## WHAT TO PRODUCE:
Will you extract the entries word for word? Images should not appear in the copy.

## Records from a collection of figures:
◆ ◆ ◆ ◆ ◆

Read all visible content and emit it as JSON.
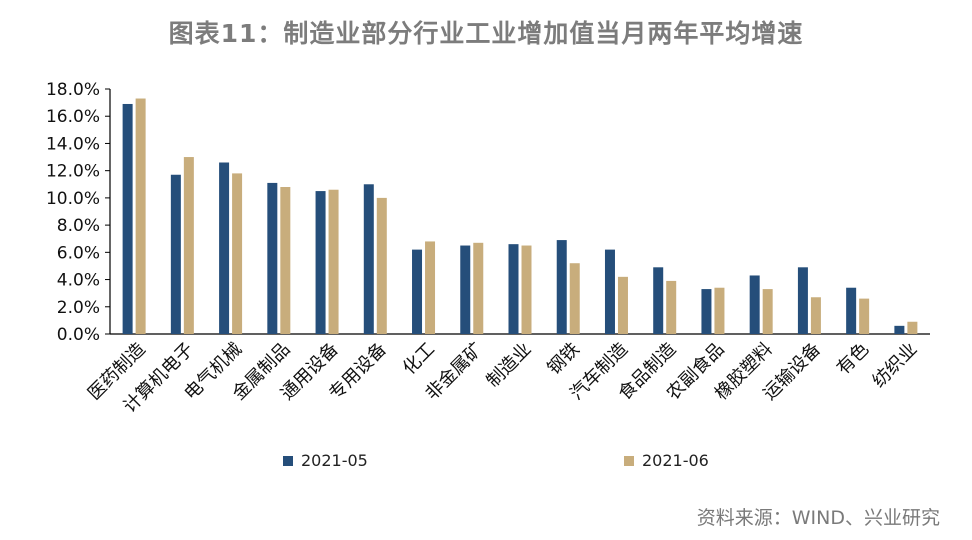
{
  "title": "图表11：制造业部分行业工业增加值当月两年平均增速",
  "source": "资料来源：WIND、兴业研究",
  "colors": {
    "series1": "#254e7a",
    "series2": "#c8ad7c",
    "axis": "#000000"
  },
  "chart_data": {
    "type": "bar",
    "title": "图表11：制造业部分行业工业增加值当月两年平均增速",
    "xlabel": "",
    "ylabel": "",
    "ylim": [
      0,
      18
    ],
    "yticks": [
      0,
      2,
      4,
      6,
      8,
      10,
      12,
      14,
      16,
      18
    ],
    "ytick_labels": [
      "0.0%",
      "2.0%",
      "4.0%",
      "6.0%",
      "8.0%",
      "10.0%",
      "12.0%",
      "14.0%",
      "16.0%",
      "18.0%"
    ],
    "grid": false,
    "legend_position": "bottom",
    "categories": [
      "医药制造",
      "计算机电子",
      "电气机械",
      "金属制品",
      "通用设备",
      "专用设备",
      "化工",
      "非金属矿",
      "制造业",
      "钢铁",
      "汽车制造",
      "食品制造",
      "农副食品",
      "橡胶塑料",
      "运输设备",
      "有色",
      "纺织业"
    ],
    "series": [
      {
        "name": "2021-05",
        "color": "#254e7a",
        "values": [
          16.9,
          11.7,
          12.6,
          11.1,
          10.5,
          11.0,
          6.2,
          6.5,
          6.6,
          6.9,
          6.2,
          4.9,
          3.3,
          4.3,
          4.9,
          3.4,
          0.6
        ]
      },
      {
        "name": "2021-06",
        "color": "#c8ad7c",
        "values": [
          17.3,
          13.0,
          11.8,
          10.8,
          10.6,
          10.0,
          6.8,
          6.7,
          6.5,
          5.2,
          4.2,
          3.9,
          3.4,
          3.3,
          2.7,
          2.6,
          0.9
        ]
      }
    ]
  }
}
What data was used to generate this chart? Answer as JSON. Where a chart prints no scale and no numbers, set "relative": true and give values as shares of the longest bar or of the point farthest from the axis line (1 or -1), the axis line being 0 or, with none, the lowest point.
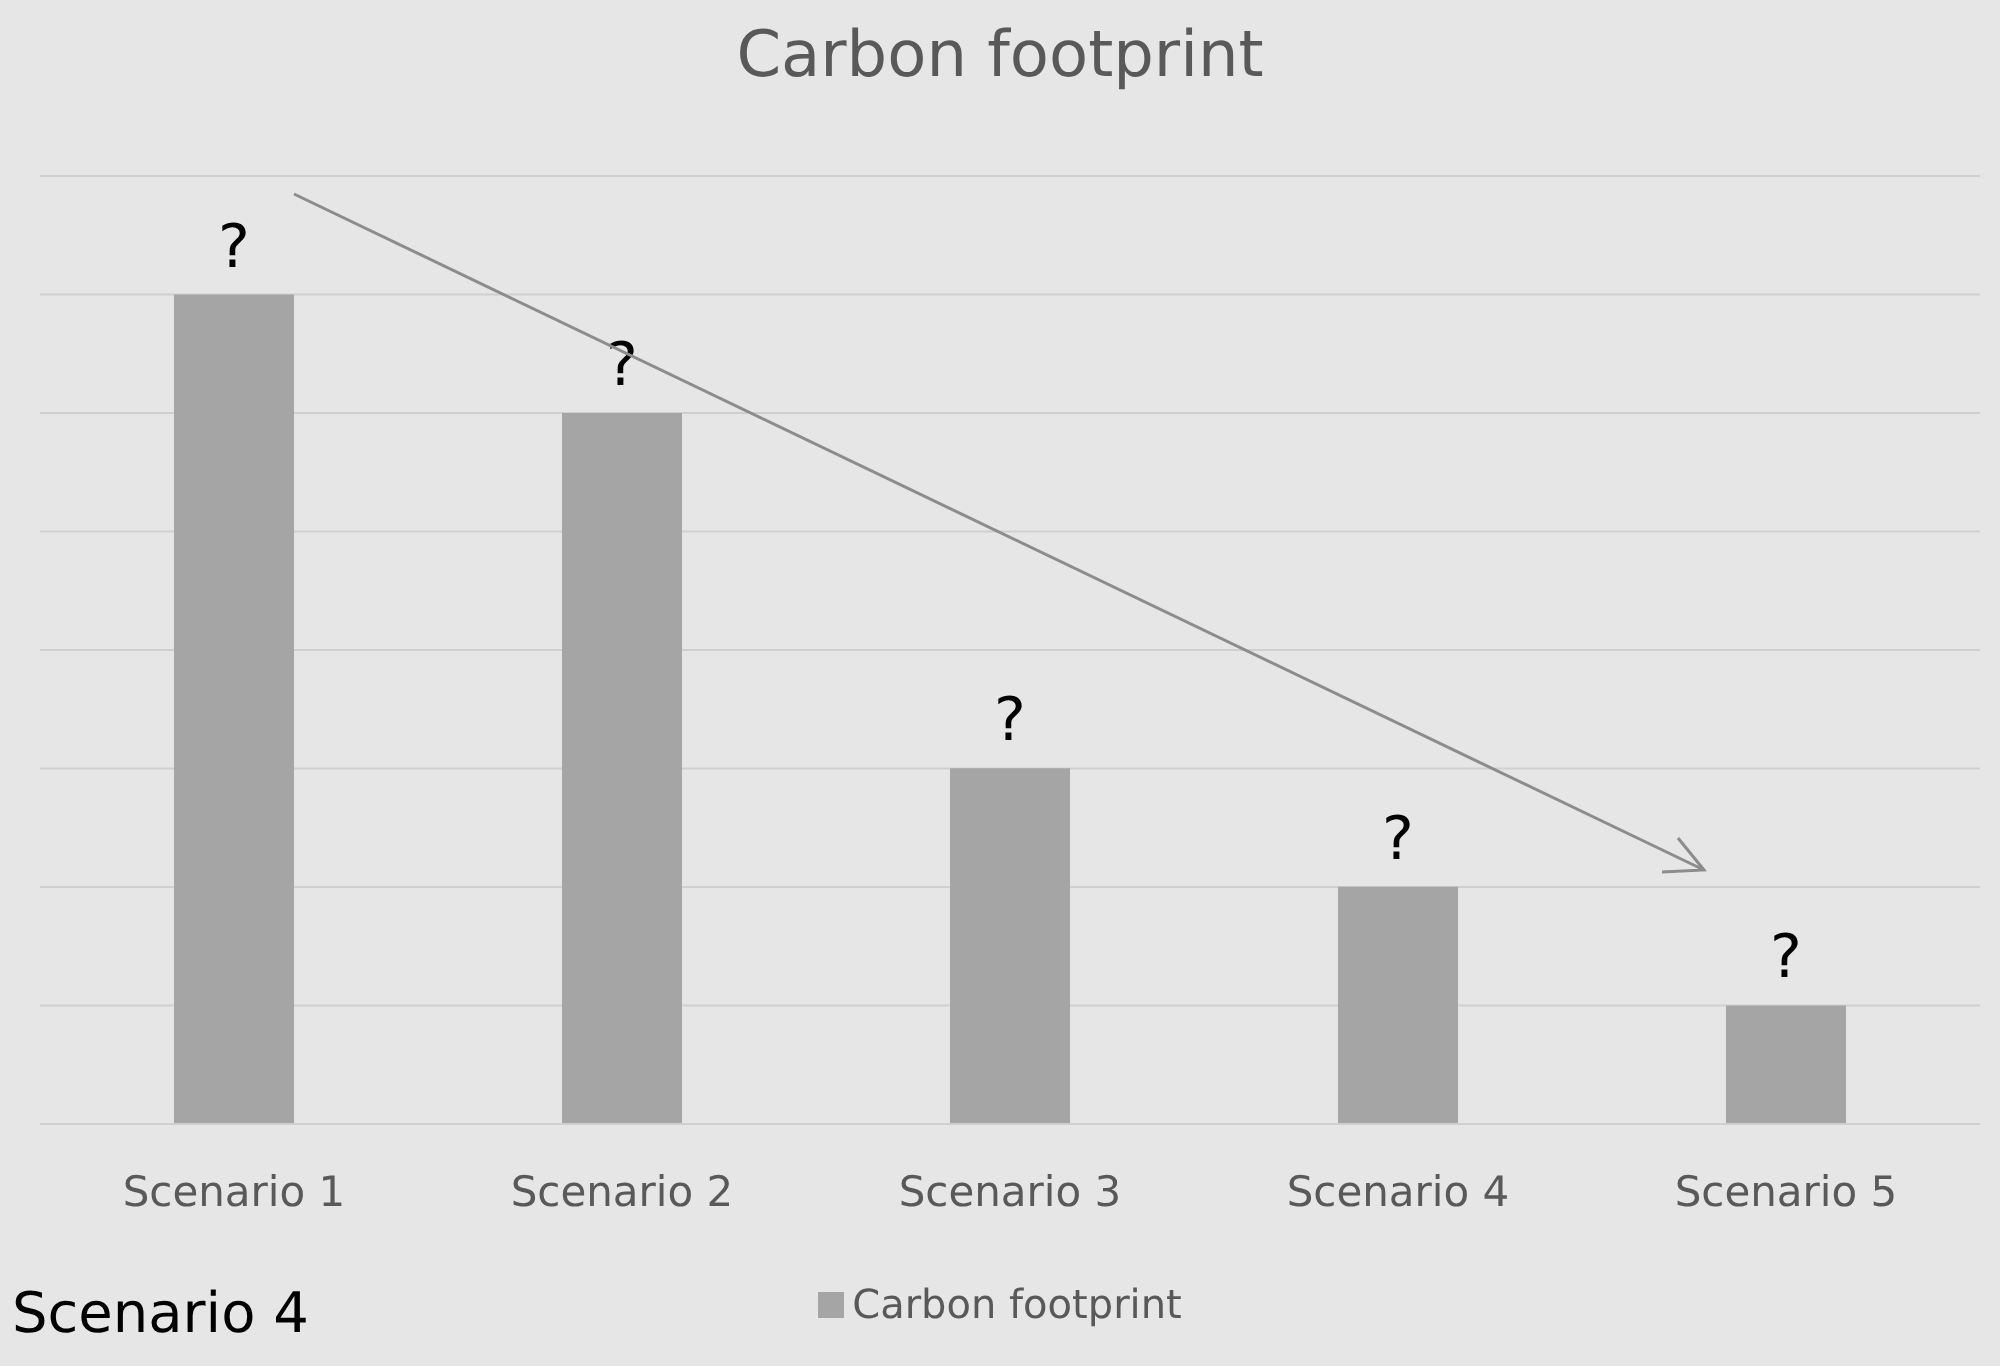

◆ ◆ ◆ ◆ ◆

## FINAL ANSWER:
Read all visible content and emit it as JSON.
{
  "title": "图表11：制造业部分行业工业增加值当月两年平均增速",
  "source": "资料来源：WIND、兴业研究",
  "colors": {
    "series1": "#254e7a",
    "series2": "#c8ad7c",
    "axis": "#000000"
  },
  "chart_data": {
    "type": "bar",
    "title": "图表11：制造业部分行业工业增加值当月两年平均增速",
    "xlabel": "",
    "ylabel": "",
    "ylim": [
      0,
      18
    ],
    "yticks": [
      0,
      2,
      4,
      6,
      8,
      10,
      12,
      14,
      16,
      18
    ],
    "ytick_labels": [
      "0.0%",
      "2.0%",
      "4.0%",
      "6.0%",
      "8.0%",
      "10.0%",
      "12.0%",
      "14.0%",
      "16.0%",
      "18.0%"
    ],
    "grid": false,
    "legend_position": "bottom",
    "categories": [
      "医药制造",
      "计算机电子",
      "电气机械",
      "金属制品",
      "通用设备",
      "专用设备",
      "化工",
      "非金属矿",
      "制造业",
      "钢铁",
      "汽车制造",
      "食品制造",
      "农副食品",
      "橡胶塑料",
      "运输设备",
      "有色",
      "纺织业"
    ],
    "series": [
      {
        "name": "2021-05",
        "color": "#254e7a",
        "values": [
          16.9,
          11.7,
          12.6,
          11.1,
          10.5,
          11.0,
          6.2,
          6.5,
          6.6,
          6.9,
          6.2,
          4.9,
          3.3,
          4.3,
          4.9,
          3.4,
          0.6
        ]
      },
      {
        "name": "2021-06",
        "color": "#c8ad7c",
        "values": [
          17.3,
          13.0,
          11.8,
          10.8,
          10.6,
          10.0,
          6.8,
          6.7,
          6.5,
          5.2,
          4.2,
          3.9,
          3.4,
          3.3,
          2.7,
          2.6,
          0.9
        ]
      }
    ]
  }
}
What data was used to generate this chart? Answer as JSON. Where a chart prints no scale and no numbers, set "relative": true and give values as shares of the longest bar or of the point farthest from the axis line (1 or -1), the axis line being 0 or, with none, the lowest point.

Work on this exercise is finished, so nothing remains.